↓↓↓

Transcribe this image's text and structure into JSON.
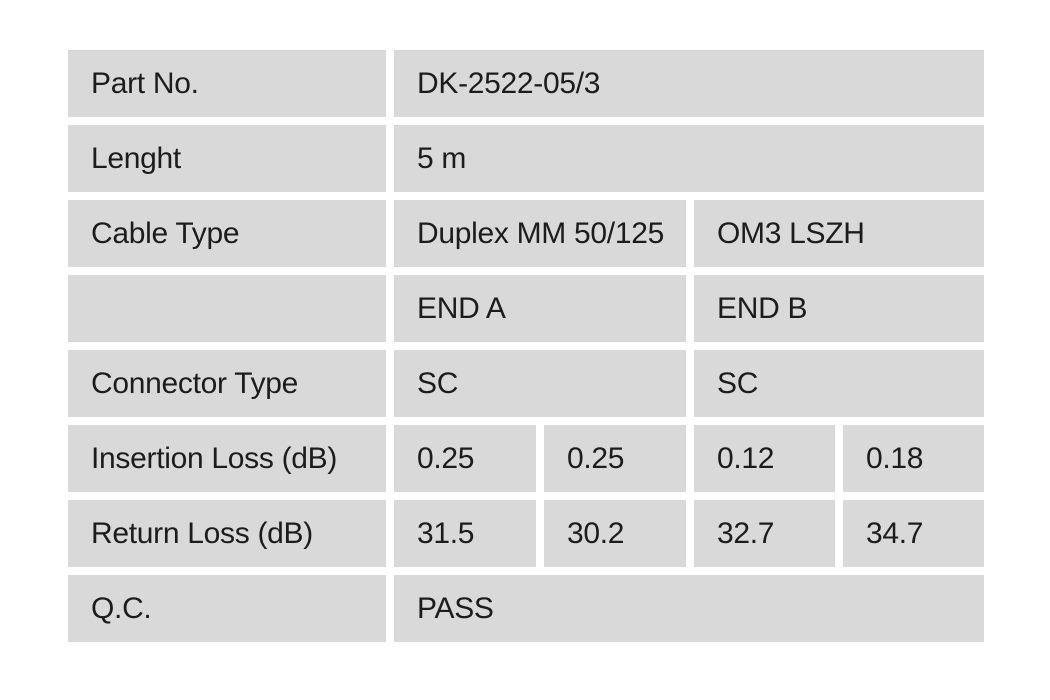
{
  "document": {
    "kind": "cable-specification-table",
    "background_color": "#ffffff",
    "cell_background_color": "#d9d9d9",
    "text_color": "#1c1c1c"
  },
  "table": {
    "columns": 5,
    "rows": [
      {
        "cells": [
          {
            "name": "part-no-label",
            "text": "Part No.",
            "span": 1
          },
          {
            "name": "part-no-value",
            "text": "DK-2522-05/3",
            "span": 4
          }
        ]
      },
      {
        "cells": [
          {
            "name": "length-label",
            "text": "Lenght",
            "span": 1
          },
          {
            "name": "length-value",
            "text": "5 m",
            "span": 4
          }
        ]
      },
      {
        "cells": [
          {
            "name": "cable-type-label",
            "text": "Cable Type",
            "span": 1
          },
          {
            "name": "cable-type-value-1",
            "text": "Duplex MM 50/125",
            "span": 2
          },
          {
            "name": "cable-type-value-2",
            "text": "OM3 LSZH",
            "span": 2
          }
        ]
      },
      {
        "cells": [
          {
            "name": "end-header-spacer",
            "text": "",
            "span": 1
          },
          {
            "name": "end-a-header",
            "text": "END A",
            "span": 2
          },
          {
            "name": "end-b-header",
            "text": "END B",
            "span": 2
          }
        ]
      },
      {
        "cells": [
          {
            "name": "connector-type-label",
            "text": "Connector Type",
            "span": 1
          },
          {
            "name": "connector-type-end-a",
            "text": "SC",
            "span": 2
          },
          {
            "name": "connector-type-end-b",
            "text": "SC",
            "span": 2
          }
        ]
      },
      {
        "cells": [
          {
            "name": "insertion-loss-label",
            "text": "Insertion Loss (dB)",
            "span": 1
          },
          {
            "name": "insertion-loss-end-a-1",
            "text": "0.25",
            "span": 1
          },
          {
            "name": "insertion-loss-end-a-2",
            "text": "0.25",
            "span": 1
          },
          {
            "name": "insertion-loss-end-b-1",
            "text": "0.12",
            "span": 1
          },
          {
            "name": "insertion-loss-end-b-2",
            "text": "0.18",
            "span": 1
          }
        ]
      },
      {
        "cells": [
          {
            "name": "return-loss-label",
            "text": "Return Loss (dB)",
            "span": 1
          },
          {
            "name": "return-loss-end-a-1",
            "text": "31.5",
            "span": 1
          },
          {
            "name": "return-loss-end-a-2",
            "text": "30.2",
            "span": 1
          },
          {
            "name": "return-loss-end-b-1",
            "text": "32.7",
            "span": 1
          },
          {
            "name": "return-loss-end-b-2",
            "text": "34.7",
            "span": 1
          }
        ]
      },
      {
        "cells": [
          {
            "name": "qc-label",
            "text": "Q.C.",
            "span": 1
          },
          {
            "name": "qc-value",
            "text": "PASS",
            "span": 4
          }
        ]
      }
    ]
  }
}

↑↑↑
↓↓↓

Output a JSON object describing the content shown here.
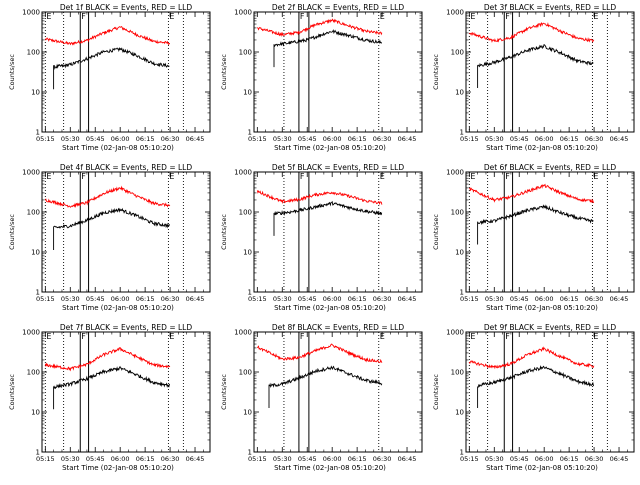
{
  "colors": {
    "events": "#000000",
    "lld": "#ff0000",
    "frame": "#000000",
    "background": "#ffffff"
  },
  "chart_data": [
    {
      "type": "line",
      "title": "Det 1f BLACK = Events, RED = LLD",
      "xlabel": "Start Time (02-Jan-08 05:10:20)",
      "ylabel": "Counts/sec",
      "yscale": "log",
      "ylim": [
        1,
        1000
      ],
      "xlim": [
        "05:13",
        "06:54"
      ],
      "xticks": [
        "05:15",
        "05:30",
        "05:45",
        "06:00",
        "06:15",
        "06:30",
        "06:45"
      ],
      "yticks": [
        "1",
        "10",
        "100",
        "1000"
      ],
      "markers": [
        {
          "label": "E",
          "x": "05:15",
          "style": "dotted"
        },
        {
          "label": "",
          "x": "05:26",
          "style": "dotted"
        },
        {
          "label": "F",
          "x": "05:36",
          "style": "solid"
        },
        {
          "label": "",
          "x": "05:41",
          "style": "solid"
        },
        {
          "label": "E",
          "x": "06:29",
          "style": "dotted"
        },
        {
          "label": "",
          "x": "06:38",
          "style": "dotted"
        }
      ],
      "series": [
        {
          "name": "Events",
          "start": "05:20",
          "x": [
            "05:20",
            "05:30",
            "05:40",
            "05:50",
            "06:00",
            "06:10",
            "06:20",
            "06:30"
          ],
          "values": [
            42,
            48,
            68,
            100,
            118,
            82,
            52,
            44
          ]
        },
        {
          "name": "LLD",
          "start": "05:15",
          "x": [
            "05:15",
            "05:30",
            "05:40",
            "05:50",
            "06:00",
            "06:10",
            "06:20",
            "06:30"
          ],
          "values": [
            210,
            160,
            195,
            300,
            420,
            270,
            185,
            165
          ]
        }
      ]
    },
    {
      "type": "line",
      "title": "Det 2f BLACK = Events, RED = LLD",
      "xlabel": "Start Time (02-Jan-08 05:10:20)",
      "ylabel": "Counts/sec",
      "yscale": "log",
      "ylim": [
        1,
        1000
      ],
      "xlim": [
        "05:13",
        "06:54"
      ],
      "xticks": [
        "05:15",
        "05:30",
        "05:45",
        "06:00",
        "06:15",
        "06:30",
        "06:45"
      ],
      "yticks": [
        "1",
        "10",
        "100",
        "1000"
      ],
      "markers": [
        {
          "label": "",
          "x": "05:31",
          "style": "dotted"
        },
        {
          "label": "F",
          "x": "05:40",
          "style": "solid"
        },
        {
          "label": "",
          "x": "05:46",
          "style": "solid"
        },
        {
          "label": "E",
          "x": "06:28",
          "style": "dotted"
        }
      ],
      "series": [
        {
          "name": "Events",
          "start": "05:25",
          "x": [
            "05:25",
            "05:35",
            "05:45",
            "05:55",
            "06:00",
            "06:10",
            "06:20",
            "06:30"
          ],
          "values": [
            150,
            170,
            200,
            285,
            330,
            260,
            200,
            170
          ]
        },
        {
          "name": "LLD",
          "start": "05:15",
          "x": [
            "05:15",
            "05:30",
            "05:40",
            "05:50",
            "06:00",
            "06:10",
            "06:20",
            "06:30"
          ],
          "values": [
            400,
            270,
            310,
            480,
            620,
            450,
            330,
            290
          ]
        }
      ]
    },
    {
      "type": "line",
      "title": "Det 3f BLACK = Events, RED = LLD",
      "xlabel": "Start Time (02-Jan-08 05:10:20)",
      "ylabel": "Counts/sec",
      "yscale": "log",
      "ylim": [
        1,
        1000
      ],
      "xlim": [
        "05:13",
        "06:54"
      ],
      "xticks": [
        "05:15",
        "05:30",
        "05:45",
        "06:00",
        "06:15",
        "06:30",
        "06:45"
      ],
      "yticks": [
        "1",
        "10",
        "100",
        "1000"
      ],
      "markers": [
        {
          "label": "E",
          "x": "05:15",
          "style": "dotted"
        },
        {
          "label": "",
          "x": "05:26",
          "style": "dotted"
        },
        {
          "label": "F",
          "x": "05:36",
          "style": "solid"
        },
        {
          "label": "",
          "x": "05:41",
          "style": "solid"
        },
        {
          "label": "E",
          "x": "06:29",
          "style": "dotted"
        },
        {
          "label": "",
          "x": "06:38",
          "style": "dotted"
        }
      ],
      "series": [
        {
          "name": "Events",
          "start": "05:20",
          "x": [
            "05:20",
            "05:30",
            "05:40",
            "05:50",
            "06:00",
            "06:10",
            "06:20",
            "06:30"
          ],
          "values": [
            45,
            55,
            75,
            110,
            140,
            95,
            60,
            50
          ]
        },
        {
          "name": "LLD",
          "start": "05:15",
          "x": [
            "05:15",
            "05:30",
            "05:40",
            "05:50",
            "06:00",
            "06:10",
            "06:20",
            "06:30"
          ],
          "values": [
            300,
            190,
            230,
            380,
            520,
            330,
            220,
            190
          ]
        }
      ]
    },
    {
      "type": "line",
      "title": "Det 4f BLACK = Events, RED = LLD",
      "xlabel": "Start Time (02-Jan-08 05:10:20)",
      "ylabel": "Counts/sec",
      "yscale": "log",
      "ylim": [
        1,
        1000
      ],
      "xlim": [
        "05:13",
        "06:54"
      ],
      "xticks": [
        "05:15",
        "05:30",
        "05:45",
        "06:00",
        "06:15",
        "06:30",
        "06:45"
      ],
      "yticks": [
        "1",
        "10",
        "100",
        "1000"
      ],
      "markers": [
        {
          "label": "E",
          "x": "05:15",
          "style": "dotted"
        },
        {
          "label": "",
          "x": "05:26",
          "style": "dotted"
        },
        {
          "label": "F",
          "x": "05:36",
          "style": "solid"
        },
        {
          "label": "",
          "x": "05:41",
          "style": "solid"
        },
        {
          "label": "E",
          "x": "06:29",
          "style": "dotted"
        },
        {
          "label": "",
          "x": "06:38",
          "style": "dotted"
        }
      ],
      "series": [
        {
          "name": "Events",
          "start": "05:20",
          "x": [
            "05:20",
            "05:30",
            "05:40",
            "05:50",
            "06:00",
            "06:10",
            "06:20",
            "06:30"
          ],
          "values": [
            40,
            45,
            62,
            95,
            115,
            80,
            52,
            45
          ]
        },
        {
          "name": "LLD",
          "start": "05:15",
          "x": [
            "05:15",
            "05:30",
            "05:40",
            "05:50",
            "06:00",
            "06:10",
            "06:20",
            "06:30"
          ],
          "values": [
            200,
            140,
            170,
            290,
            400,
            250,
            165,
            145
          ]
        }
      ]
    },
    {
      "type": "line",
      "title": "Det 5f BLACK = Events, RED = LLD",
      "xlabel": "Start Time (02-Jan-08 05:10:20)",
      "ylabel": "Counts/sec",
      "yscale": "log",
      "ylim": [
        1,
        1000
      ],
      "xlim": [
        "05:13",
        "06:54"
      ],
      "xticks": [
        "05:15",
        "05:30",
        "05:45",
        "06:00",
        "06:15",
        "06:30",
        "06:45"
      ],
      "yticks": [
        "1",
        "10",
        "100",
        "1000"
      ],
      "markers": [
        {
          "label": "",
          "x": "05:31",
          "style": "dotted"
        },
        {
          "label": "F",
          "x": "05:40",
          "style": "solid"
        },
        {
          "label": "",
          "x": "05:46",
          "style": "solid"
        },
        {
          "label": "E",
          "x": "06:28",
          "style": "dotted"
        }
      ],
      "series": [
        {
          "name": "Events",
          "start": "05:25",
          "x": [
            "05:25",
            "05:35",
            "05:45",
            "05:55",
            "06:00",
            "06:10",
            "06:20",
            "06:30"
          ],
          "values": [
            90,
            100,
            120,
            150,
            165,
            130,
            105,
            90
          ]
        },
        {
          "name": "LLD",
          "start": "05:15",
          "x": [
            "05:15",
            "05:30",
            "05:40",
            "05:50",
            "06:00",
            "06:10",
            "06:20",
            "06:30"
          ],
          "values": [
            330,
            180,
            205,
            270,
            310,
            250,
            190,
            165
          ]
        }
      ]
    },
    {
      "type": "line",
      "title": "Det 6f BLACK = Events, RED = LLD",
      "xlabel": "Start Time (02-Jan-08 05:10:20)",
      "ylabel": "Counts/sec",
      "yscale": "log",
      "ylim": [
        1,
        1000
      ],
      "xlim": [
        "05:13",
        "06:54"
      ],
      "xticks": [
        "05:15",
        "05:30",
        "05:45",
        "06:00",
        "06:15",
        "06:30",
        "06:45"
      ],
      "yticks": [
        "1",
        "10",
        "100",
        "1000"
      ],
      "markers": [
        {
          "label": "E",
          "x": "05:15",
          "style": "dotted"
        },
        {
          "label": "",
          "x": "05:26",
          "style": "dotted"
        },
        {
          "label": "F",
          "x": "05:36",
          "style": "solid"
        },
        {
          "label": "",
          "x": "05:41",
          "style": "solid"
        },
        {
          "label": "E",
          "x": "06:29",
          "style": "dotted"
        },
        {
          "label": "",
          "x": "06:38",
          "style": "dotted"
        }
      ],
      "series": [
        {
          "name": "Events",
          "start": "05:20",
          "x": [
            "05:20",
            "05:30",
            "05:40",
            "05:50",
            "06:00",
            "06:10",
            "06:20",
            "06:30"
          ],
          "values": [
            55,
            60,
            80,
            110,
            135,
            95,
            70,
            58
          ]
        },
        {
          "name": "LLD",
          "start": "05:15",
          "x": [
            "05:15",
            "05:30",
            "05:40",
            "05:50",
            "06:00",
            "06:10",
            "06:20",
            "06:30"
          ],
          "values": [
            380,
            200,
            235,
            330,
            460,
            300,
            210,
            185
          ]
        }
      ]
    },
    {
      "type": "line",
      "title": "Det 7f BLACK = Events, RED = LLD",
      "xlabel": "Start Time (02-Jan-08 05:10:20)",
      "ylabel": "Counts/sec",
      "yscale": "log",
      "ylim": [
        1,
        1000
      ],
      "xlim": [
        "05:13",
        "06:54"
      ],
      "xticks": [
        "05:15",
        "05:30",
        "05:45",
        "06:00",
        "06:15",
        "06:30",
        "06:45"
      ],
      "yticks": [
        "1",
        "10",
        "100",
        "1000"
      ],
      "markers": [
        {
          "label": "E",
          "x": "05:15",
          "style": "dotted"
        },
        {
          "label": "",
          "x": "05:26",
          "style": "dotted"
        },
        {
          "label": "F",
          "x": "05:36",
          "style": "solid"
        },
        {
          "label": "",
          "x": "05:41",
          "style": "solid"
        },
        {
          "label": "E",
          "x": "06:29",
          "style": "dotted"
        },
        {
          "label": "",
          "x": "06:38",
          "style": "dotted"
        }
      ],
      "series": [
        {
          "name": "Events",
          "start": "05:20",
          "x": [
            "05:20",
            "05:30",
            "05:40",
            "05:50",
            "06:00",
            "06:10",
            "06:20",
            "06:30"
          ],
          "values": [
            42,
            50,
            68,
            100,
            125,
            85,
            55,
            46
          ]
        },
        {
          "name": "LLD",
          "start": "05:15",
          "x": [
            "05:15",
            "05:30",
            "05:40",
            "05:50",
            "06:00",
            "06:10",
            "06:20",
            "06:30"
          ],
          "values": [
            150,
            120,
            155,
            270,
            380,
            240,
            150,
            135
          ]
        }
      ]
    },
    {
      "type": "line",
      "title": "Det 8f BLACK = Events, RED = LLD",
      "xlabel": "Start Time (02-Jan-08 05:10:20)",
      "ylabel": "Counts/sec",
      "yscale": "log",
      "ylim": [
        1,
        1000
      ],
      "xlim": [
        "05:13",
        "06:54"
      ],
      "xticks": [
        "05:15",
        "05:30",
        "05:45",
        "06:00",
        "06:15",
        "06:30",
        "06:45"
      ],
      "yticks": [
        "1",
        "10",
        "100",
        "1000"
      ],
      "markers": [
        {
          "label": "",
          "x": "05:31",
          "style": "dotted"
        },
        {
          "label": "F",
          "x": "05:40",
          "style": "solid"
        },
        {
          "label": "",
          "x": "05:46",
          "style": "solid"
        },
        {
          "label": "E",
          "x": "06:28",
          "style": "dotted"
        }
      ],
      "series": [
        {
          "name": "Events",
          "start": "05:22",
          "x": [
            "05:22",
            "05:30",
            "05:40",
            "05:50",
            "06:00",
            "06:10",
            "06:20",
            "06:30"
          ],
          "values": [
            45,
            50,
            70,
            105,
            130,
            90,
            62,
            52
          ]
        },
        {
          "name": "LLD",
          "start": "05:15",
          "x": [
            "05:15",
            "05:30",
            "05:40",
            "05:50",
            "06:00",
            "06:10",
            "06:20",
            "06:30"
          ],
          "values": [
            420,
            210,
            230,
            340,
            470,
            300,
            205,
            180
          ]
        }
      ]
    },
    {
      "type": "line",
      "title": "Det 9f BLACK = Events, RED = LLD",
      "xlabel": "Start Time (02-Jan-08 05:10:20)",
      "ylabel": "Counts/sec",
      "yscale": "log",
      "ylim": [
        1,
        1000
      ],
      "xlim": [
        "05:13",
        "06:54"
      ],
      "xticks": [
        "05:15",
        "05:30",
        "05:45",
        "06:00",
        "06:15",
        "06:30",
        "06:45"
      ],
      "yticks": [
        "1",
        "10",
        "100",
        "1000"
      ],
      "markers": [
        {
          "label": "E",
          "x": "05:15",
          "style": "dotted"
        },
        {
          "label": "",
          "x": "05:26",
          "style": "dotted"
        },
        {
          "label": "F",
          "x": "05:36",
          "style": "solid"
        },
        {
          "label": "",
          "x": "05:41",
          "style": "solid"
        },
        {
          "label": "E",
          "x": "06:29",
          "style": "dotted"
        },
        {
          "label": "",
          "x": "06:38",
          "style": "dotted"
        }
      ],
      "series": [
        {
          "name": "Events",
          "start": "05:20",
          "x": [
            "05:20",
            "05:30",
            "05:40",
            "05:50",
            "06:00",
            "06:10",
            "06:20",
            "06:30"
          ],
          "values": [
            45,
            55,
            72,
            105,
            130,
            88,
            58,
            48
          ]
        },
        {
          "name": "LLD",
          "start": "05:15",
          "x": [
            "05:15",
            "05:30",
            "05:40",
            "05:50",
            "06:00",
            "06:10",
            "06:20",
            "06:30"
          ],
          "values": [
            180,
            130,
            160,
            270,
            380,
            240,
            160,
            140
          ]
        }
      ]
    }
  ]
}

↑↑↑

Show all lines from the listing above in which "ffffff" appears.

Exercise response ▸
    "background_color": "#ffffff",
    "background": "#ffffff"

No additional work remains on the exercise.